**Problem requirements:**
Collect every line of the records below that contains the word "Precipitation".

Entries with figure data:
—————
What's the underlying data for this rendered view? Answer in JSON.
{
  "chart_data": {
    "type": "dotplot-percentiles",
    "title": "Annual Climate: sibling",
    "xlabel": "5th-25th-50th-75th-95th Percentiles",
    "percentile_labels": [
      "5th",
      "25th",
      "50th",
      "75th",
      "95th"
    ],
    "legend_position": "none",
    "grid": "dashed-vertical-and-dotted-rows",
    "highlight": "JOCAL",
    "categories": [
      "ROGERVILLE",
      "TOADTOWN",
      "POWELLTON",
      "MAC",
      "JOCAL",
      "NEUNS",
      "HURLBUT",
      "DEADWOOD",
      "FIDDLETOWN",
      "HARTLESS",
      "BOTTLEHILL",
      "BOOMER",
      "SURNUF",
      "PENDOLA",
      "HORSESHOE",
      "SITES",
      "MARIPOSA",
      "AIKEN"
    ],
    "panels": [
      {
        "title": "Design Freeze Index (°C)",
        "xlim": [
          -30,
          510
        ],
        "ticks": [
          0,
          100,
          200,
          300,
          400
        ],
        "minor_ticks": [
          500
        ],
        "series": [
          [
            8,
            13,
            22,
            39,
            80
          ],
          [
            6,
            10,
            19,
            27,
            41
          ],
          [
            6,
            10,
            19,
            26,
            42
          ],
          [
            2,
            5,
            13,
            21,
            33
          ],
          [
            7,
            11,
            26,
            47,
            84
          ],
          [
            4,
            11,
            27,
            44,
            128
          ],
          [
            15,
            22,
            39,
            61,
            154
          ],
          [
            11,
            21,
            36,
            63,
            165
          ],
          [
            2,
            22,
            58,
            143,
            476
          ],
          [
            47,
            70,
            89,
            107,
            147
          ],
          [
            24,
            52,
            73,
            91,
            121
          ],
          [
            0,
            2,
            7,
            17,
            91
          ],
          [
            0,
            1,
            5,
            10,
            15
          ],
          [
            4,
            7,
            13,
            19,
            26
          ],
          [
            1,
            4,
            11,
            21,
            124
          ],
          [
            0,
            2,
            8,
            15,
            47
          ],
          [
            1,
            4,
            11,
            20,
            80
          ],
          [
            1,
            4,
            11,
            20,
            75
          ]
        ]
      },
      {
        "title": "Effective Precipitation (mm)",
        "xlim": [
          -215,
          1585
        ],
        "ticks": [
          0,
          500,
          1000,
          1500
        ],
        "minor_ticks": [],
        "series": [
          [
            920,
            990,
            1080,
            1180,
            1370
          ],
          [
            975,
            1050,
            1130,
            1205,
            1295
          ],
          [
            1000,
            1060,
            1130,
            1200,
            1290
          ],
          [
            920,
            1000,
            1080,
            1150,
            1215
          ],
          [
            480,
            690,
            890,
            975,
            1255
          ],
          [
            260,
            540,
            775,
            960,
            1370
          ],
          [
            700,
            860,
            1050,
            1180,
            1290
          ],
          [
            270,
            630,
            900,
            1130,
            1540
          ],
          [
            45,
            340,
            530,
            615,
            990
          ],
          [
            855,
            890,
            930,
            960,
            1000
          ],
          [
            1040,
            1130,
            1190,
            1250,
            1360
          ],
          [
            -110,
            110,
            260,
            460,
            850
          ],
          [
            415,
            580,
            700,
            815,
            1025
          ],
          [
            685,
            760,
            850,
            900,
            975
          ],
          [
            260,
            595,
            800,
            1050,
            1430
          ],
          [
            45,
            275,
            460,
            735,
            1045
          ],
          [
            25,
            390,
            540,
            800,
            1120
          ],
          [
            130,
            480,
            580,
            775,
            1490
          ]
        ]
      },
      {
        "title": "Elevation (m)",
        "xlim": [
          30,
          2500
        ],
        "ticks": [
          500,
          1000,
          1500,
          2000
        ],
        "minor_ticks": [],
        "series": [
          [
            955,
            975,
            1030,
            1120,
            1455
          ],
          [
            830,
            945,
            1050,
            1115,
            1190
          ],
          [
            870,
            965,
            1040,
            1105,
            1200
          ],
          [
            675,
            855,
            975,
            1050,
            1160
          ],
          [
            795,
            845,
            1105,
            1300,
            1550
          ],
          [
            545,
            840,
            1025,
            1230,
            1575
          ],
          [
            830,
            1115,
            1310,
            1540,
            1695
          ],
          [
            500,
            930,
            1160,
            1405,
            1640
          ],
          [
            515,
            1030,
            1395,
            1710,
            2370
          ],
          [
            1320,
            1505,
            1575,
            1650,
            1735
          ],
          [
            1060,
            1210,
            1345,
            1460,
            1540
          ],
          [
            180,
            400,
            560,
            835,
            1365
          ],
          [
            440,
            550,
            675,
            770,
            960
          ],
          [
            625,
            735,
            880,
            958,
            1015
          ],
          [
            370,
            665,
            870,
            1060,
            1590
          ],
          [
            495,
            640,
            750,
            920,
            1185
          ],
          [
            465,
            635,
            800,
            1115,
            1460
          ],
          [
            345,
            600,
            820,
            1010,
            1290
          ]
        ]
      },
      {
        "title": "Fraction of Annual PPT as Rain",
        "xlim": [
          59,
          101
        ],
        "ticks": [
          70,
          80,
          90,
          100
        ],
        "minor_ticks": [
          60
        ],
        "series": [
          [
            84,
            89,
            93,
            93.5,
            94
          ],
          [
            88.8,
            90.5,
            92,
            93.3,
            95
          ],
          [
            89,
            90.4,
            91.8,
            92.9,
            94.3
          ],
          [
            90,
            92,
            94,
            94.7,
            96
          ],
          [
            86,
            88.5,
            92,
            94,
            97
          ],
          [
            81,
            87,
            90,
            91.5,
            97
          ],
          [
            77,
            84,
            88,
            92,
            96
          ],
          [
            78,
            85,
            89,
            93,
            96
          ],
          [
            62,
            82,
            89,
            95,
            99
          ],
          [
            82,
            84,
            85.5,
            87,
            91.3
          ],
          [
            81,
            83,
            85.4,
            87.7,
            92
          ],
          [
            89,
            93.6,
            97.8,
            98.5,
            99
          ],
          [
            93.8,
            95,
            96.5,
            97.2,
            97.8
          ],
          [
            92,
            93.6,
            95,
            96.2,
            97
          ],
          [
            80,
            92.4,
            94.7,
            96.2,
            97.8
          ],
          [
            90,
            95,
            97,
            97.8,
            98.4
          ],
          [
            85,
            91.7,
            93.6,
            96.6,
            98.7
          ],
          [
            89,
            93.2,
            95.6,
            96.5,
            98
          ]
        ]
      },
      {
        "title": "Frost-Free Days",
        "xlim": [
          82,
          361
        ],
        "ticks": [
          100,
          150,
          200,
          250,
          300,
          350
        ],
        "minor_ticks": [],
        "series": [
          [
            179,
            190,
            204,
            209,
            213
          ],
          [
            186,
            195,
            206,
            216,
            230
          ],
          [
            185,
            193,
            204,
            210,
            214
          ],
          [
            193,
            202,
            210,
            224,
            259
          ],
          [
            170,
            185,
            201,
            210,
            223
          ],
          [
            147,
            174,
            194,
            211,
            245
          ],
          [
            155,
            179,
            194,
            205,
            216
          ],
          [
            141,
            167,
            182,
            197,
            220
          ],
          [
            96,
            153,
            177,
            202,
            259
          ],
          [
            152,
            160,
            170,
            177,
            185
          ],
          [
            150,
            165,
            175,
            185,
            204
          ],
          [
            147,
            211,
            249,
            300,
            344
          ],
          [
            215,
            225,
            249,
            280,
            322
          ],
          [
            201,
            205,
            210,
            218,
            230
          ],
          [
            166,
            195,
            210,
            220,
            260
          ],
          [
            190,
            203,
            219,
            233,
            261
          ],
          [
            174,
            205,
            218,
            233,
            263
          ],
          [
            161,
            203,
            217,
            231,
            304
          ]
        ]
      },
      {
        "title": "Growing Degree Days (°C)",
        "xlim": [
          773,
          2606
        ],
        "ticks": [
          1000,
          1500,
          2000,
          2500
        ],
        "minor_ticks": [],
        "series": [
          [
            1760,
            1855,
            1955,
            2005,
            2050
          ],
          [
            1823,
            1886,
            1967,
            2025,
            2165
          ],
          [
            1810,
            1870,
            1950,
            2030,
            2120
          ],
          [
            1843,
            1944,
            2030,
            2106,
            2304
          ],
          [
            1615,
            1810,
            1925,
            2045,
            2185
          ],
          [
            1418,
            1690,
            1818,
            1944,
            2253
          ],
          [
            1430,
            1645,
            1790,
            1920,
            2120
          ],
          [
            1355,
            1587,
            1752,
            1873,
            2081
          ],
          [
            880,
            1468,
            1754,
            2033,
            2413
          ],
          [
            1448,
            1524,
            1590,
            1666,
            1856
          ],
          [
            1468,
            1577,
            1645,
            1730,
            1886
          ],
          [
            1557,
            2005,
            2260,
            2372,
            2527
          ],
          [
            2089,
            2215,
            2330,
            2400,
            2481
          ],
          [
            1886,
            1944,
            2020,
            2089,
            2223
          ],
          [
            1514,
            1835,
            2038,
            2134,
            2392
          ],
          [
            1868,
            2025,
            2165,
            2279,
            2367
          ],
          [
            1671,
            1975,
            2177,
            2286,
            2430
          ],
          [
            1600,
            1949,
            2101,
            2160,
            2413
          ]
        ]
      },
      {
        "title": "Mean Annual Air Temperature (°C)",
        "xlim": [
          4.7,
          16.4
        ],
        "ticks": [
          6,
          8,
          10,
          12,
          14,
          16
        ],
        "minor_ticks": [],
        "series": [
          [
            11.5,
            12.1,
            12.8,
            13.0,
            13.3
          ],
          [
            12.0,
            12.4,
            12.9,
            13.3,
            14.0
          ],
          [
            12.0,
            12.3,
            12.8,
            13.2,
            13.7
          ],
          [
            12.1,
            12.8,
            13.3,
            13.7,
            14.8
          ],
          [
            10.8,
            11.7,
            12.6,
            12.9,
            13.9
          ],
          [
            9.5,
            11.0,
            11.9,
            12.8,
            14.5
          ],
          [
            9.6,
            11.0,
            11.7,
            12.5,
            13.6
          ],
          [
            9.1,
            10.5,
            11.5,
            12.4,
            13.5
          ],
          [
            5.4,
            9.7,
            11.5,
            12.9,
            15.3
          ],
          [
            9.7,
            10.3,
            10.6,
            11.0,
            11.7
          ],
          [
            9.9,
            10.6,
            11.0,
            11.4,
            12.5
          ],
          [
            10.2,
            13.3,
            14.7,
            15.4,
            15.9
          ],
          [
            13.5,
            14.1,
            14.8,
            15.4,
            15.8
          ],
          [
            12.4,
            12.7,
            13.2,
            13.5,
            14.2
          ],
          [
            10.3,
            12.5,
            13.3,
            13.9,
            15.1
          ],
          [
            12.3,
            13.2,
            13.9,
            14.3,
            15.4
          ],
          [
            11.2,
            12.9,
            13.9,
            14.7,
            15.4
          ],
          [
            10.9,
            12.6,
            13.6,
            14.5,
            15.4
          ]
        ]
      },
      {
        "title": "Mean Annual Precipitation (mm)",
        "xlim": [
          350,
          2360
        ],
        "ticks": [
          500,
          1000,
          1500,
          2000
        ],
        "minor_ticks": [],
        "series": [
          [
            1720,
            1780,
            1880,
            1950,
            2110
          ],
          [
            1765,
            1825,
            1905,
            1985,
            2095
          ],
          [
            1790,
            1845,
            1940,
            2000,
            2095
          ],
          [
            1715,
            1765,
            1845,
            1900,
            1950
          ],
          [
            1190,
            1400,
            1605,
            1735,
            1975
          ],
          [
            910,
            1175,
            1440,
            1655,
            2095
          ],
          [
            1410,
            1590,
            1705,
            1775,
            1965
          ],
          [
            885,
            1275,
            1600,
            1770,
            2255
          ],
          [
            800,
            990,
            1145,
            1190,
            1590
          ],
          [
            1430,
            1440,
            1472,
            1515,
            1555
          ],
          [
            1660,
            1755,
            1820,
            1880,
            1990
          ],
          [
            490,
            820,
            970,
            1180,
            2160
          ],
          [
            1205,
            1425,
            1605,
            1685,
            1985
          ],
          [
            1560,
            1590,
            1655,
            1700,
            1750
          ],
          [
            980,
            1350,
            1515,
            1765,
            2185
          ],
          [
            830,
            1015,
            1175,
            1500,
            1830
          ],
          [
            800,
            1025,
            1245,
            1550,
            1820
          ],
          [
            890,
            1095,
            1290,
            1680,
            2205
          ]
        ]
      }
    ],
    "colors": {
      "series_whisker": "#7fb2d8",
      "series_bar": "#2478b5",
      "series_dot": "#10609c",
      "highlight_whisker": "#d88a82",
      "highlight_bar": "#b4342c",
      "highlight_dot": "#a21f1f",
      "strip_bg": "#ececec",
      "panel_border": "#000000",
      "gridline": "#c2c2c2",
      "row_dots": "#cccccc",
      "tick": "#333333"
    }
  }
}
—————
**Solution to this task:**
        "title": "Effective Precipitation (mm)",
        "title": "Mean Annual Precipitation (mm)",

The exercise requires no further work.